** WHAT YOU HAVE TO DO **
Locate each line in the records containing "attention". Copy it.

** INPUT MATERIAL **
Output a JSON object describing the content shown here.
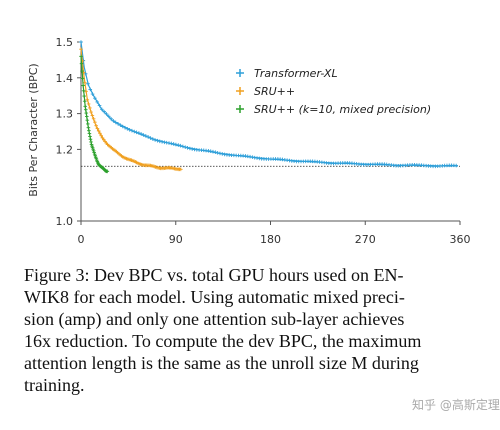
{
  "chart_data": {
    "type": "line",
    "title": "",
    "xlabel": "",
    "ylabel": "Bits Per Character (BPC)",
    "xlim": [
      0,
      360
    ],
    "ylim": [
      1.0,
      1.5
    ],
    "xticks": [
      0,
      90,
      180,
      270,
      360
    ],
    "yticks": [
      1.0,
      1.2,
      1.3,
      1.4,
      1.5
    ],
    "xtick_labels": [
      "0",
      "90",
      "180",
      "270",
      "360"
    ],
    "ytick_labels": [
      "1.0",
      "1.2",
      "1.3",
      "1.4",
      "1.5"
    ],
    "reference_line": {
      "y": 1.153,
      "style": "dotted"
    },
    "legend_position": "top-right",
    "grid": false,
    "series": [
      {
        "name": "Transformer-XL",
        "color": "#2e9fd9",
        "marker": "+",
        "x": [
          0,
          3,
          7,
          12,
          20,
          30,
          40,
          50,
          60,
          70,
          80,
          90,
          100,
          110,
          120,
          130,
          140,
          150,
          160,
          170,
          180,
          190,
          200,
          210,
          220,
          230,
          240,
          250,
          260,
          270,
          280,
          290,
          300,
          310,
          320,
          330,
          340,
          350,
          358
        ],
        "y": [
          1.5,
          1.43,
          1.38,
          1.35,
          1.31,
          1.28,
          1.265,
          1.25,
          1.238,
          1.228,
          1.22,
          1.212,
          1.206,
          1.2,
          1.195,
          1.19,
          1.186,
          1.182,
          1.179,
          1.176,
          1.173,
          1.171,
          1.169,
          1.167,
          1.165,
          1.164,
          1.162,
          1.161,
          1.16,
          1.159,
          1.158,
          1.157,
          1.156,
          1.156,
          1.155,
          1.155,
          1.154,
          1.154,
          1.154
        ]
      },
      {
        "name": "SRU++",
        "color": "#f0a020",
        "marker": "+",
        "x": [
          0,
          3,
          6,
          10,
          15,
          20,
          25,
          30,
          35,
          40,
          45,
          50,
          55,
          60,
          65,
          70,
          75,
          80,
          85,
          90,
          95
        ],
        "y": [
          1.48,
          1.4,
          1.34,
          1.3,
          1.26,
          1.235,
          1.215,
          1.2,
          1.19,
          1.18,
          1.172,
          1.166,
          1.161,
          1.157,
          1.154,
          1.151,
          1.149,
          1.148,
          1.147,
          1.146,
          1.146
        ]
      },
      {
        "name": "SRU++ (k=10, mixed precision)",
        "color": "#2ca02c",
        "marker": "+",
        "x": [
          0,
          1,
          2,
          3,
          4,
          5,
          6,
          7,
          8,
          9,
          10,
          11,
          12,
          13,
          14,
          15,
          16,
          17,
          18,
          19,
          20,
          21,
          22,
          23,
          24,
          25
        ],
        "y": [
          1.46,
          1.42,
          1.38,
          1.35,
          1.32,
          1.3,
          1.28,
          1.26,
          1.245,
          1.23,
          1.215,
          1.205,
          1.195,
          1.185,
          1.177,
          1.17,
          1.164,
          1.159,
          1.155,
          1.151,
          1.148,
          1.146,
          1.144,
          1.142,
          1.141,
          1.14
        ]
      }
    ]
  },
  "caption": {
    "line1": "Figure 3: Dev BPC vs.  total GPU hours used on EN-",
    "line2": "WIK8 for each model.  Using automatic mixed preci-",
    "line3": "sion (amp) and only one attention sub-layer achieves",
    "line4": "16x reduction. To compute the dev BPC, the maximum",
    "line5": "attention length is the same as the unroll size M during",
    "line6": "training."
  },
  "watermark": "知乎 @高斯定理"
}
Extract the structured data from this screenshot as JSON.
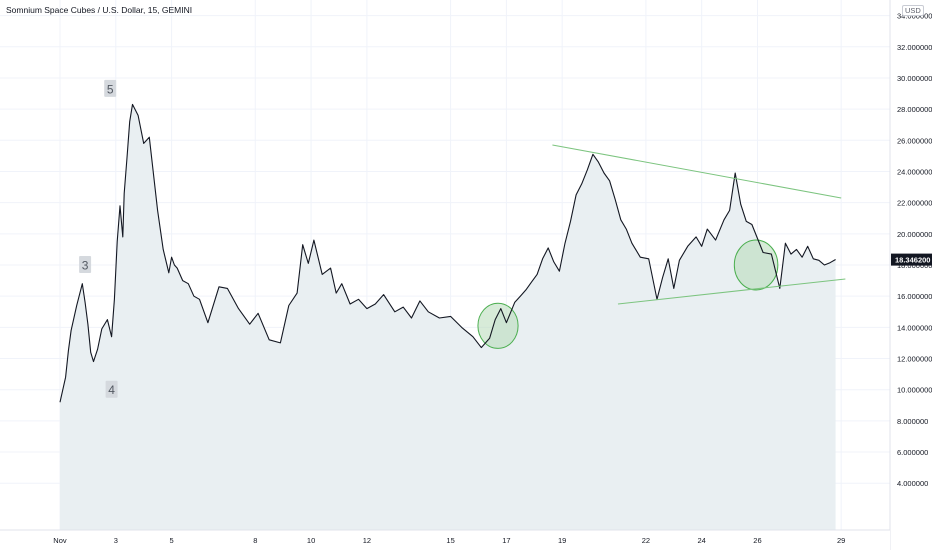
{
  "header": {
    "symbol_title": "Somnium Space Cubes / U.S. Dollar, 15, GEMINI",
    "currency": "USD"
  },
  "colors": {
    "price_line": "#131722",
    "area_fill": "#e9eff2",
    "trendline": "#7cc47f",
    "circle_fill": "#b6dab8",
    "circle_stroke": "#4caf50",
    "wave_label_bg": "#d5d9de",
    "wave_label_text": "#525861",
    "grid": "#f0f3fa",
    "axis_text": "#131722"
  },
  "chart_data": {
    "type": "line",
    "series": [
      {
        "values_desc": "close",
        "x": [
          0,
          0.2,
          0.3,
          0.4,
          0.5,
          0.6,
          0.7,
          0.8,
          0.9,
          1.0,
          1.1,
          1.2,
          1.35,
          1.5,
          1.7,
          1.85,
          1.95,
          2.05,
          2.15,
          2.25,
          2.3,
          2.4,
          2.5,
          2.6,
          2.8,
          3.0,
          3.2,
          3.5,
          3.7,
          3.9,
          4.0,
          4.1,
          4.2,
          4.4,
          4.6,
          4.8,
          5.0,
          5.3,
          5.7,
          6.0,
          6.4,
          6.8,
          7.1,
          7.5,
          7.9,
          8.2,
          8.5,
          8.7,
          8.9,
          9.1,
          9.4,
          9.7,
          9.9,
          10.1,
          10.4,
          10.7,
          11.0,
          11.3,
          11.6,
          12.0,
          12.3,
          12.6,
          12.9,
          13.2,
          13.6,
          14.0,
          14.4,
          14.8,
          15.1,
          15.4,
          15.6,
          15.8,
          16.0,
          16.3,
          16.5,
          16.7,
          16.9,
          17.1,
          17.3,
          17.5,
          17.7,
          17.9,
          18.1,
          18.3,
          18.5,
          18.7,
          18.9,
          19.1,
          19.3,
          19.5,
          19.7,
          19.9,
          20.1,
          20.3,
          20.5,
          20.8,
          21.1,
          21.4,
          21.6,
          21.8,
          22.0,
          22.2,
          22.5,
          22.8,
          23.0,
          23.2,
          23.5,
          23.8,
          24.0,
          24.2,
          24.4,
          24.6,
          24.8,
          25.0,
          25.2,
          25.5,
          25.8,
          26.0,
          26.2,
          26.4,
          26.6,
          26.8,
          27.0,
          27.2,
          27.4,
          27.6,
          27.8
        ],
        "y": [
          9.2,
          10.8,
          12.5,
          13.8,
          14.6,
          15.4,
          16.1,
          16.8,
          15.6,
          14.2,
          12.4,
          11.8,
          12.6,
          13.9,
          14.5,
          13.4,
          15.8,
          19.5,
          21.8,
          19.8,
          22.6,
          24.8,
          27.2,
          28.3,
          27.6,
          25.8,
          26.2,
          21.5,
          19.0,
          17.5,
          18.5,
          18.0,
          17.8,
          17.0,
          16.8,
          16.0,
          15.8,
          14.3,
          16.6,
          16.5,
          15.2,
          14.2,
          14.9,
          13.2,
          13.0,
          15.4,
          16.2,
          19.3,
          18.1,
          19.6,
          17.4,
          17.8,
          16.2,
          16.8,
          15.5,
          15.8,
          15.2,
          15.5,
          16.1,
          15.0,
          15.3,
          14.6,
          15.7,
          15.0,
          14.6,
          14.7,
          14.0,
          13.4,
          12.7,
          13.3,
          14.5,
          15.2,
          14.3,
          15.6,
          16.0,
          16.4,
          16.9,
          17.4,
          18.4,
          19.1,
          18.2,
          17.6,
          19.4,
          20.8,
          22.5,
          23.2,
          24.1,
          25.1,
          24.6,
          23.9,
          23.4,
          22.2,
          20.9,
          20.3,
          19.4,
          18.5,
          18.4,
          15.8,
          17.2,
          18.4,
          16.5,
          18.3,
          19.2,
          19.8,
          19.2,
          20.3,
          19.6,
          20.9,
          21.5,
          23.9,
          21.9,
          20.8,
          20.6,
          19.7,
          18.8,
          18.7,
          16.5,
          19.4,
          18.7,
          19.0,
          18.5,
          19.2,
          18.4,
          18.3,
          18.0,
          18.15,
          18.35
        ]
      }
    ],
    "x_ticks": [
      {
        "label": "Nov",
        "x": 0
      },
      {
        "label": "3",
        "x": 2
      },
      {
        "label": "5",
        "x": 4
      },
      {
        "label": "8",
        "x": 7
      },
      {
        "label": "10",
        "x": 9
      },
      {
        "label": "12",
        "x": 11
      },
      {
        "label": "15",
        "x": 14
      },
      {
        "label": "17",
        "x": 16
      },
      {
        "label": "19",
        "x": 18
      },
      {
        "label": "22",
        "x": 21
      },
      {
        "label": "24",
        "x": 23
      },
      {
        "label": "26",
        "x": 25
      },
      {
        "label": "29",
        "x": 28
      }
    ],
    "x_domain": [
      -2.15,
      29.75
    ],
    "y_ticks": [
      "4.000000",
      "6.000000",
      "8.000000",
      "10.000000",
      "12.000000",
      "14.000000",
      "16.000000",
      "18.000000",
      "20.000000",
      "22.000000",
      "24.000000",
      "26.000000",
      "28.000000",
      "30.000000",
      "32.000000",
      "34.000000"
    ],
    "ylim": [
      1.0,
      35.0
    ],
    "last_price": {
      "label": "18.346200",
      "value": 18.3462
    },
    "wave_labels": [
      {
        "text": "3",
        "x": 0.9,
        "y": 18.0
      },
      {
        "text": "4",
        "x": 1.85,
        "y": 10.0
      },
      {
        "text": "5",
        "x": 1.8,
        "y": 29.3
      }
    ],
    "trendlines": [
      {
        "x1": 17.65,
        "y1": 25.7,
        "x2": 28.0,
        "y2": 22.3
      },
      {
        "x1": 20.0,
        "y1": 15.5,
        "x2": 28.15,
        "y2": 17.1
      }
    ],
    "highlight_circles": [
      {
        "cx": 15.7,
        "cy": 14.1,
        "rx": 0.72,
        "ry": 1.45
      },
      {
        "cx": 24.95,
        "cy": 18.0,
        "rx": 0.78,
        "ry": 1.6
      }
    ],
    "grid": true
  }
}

** RESULT **
    "line3": "sion (amp) and only one attention sub-layer achieves",
    "line5": "attention length is the same as the unroll size M during",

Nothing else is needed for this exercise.